───── SUPPLIED MATERIAL ─────

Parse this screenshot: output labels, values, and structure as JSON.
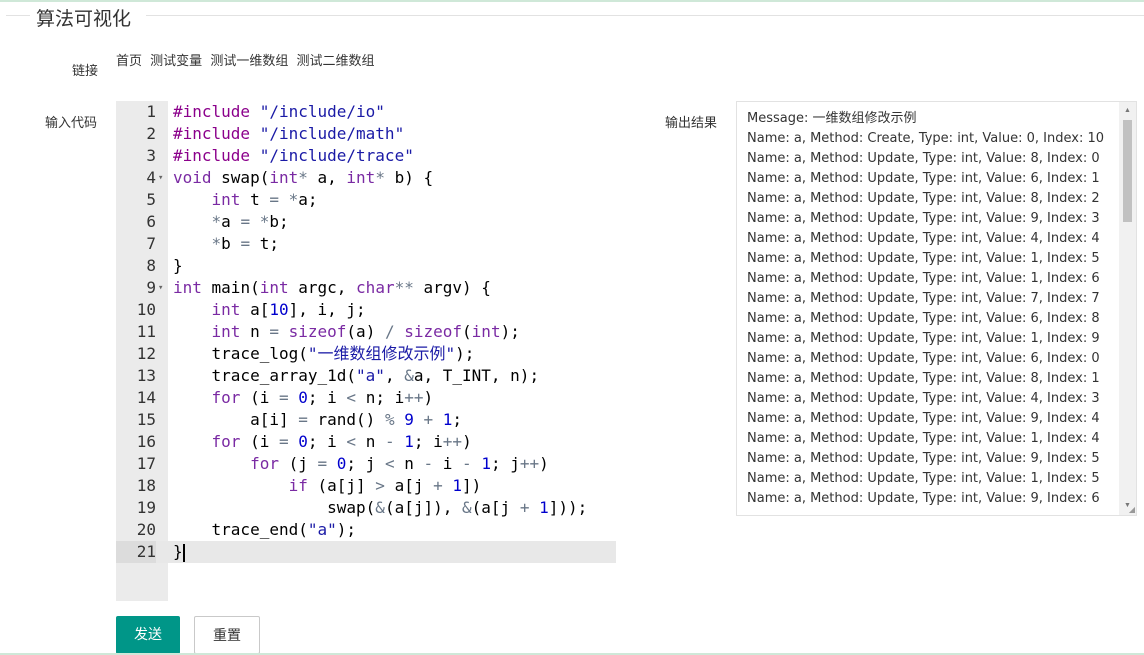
{
  "page": {
    "legend": "算法可视化",
    "links_label": "链接",
    "links": [
      "首页",
      "测试变量",
      "测试一维数组",
      "测试二维数组"
    ],
    "code_label": "输入代码",
    "output_label": "输出结果",
    "submit_button": "发送",
    "reset_button": "重置"
  },
  "code": {
    "active_line": 21,
    "lines": [
      "#include \"/include/io\"",
      "#include \"/include/math\"",
      "#include \"/include/trace\"",
      "void swap(int* a, int* b) {",
      "    int t = *a;",
      "    *a = *b;",
      "    *b = t;",
      "}",
      "int main(int argc, char** argv) {",
      "    int a[10], i, j;",
      "    int n = sizeof(a) / sizeof(int);",
      "    trace_log(\"一维数组修改示例\");",
      "    trace_array_1d(\"a\", &a, T_INT, n);",
      "    for (i = 0; i < n; i++)",
      "        a[i] = rand() % 9 + 1;",
      "    for (i = 0; i < n - 1; i++)",
      "        for (j = 0; j < n - i - 1; j++)",
      "            if (a[j] > a[j + 1])",
      "                swap(&(a[j]), &(a[j + 1]));",
      "    trace_end(\"a\");",
      "}"
    ]
  },
  "output": {
    "lines": [
      "Message: 一维数组修改示例",
      "Name: a,  Method: Create, Type: int, Value: 0, Index: 10",
      "Name: a,  Method: Update, Type: int, Value: 8, Index: 0",
      "Name: a,  Method: Update, Type: int, Value: 6, Index: 1",
      "Name: a,  Method: Update, Type: int, Value: 8, Index: 2",
      "Name: a,  Method: Update, Type: int, Value: 9, Index: 3",
      "Name: a,  Method: Update, Type: int, Value: 4, Index: 4",
      "Name: a,  Method: Update, Type: int, Value: 1, Index: 5",
      "Name: a,  Method: Update, Type: int, Value: 1, Index: 6",
      "Name: a,  Method: Update, Type: int, Value: 7, Index: 7",
      "Name: a,  Method: Update, Type: int, Value: 6, Index: 8",
      "Name: a,  Method: Update, Type: int, Value: 1, Index: 9",
      "Name: a,  Method: Update, Type: int, Value: 6, Index: 0",
      "Name: a,  Method: Update, Type: int, Value: 8, Index: 1",
      "Name: a,  Method: Update, Type: int, Value: 4, Index: 3",
      "Name: a,  Method: Update, Type: int, Value: 9, Index: 4",
      "Name: a,  Method: Update, Type: int, Value: 1, Index: 4",
      "Name: a,  Method: Update, Type: int, Value: 9, Index: 5",
      "Name: a,  Method: Update, Type: int, Value: 1, Index: 5",
      "Name: a,  Method: Update, Type: int, Value: 9, Index: 6"
    ]
  },
  "colors": {
    "primary_button": "#009688",
    "gutter": "#ebebeb",
    "active_line": "#e8e8e8"
  }
}
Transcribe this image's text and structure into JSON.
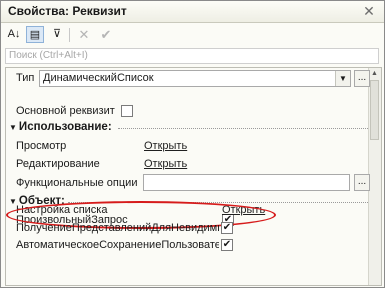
{
  "window": {
    "title": "Свойства: Реквизит",
    "close_glyph": "✕"
  },
  "toolbar": {
    "sort_glyph": "A↓",
    "categories_glyph": "▤",
    "filter_glyph": "⊽",
    "delete_glyph": "✕",
    "apply_glyph": "✔"
  },
  "search": {
    "placeholder": "Поиск (Ctrl+Alt+I)"
  },
  "props": {
    "type_label": "Тип",
    "type_value": "ДинамическийСписок",
    "type_dropdown_glyph": "▼",
    "type_button_glyph": "...",
    "main_label": "Основной реквизит",
    "main_checked": false,
    "usage_title": "Использование:",
    "view_label": "Просмотр",
    "view_link": "Открыть",
    "edit_label": "Редактирование",
    "edit_link": "Открыть",
    "options_label": "Функциональные опции",
    "options_button_glyph": "...",
    "object_title": "Объект:",
    "arbitrary_label": "ПроизвольныйЗапрос",
    "arbitrary_checked": true,
    "list_settings_label": "Настройка списка",
    "list_settings_link": "Открыть",
    "invisible_label": "ПолучениеПредставленийДляНевидимых",
    "invisible_checked": true,
    "autosave_label": "АвтоматическоеСохранениеПользователь",
    "autosave_checked": true,
    "check_glyph": "✔"
  },
  "colors": {
    "highlight": "#d61b1b"
  }
}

─────

* TASK INSTRUCTIONS: Output each line exactly; omit every picture.

* TASK SOLUTION:
Parse this screenshot: output labels, values, and structure as JSON.
{
  "page": {
    "legend": "算法可视化",
    "links_label": "链接",
    "links": [
      "首页",
      "测试变量",
      "测试一维数组",
      "测试二维数组"
    ],
    "code_label": "输入代码",
    "output_label": "输出结果",
    "submit_button": "发送",
    "reset_button": "重置"
  },
  "code": {
    "active_line": 21,
    "lines": [
      "#include \"/include/io\"",
      "#include \"/include/math\"",
      "#include \"/include/trace\"",
      "void swap(int* a, int* b) {",
      "    int t = *a;",
      "    *a = *b;",
      "    *b = t;",
      "}",
      "int main(int argc, char** argv) {",
      "    int a[10], i, j;",
      "    int n = sizeof(a) / sizeof(int);",
      "    trace_log(\"一维数组修改示例\");",
      "    trace_array_1d(\"a\", &a, T_INT, n);",
      "    for (i = 0; i < n; i++)",
      "        a[i] = rand() % 9 + 1;",
      "    for (i = 0; i < n - 1; i++)",
      "        for (j = 0; j < n - i - 1; j++)",
      "            if (a[j] > a[j + 1])",
      "                swap(&(a[j]), &(a[j + 1]));",
      "    trace_end(\"a\");",
      "}"
    ]
  },
  "output": {
    "lines": [
      "Message: 一维数组修改示例",
      "Name: a,  Method: Create, Type: int, Value: 0, Index: 10",
      "Name: a,  Method: Update, Type: int, Value: 8, Index: 0",
      "Name: a,  Method: Update, Type: int, Value: 6, Index: 1",
      "Name: a,  Method: Update, Type: int, Value: 8, Index: 2",
      "Name: a,  Method: Update, Type: int, Value: 9, Index: 3",
      "Name: a,  Method: Update, Type: int, Value: 4, Index: 4",
      "Name: a,  Method: Update, Type: int, Value: 1, Index: 5",
      "Name: a,  Method: Update, Type: int, Value: 1, Index: 6",
      "Name: a,  Method: Update, Type: int, Value: 7, Index: 7",
      "Name: a,  Method: Update, Type: int, Value: 6, Index: 8",
      "Name: a,  Method: Update, Type: int, Value: 1, Index: 9",
      "Name: a,  Method: Update, Type: int, Value: 6, Index: 0",
      "Name: a,  Method: Update, Type: int, Value: 8, Index: 1",
      "Name: a,  Method: Update, Type: int, Value: 4, Index: 3",
      "Name: a,  Method: Update, Type: int, Value: 9, Index: 4",
      "Name: a,  Method: Update, Type: int, Value: 1, Index: 4",
      "Name: a,  Method: Update, Type: int, Value: 9, Index: 5",
      "Name: a,  Method: Update, Type: int, Value: 1, Index: 5",
      "Name: a,  Method: Update, Type: int, Value: 9, Index: 6"
    ]
  },
  "colors": {
    "primary_button": "#009688",
    "gutter": "#ebebeb",
    "active_line": "#e8e8e8"
  }
}
Transcribe this image's text and structure into JSON.
{
  "window": {
    "title": "Свойства: Реквизит",
    "close_glyph": "✕"
  },
  "toolbar": {
    "sort_glyph": "A↓",
    "categories_glyph": "▤",
    "filter_glyph": "⊽",
    "delete_glyph": "✕",
    "apply_glyph": "✔"
  },
  "search": {
    "placeholder": "Поиск (Ctrl+Alt+I)"
  },
  "props": {
    "type_label": "Тип",
    "type_value": "ДинамическийСписок",
    "type_dropdown_glyph": "▼",
    "type_button_glyph": "...",
    "main_label": "Основной реквизит",
    "main_checked": false,
    "usage_title": "Использование:",
    "view_label": "Просмотр",
    "view_link": "Открыть",
    "edit_label": "Редактирование",
    "edit_link": "Открыть",
    "options_label": "Функциональные опции",
    "options_button_glyph": "...",
    "object_title": "Объект:",
    "arbitrary_label": "ПроизвольныйЗапрос",
    "arbitrary_checked": true,
    "list_settings_label": "Настройка списка",
    "list_settings_link": "Открыть",
    "invisible_label": "ПолучениеПредставленийДляНевидимых",
    "invisible_checked": true,
    "autosave_label": "АвтоматическоеСохранениеПользователь",
    "autosave_checked": true,
    "check_glyph": "✔"
  },
  "colors": {
    "highlight": "#d61b1b"
  }
}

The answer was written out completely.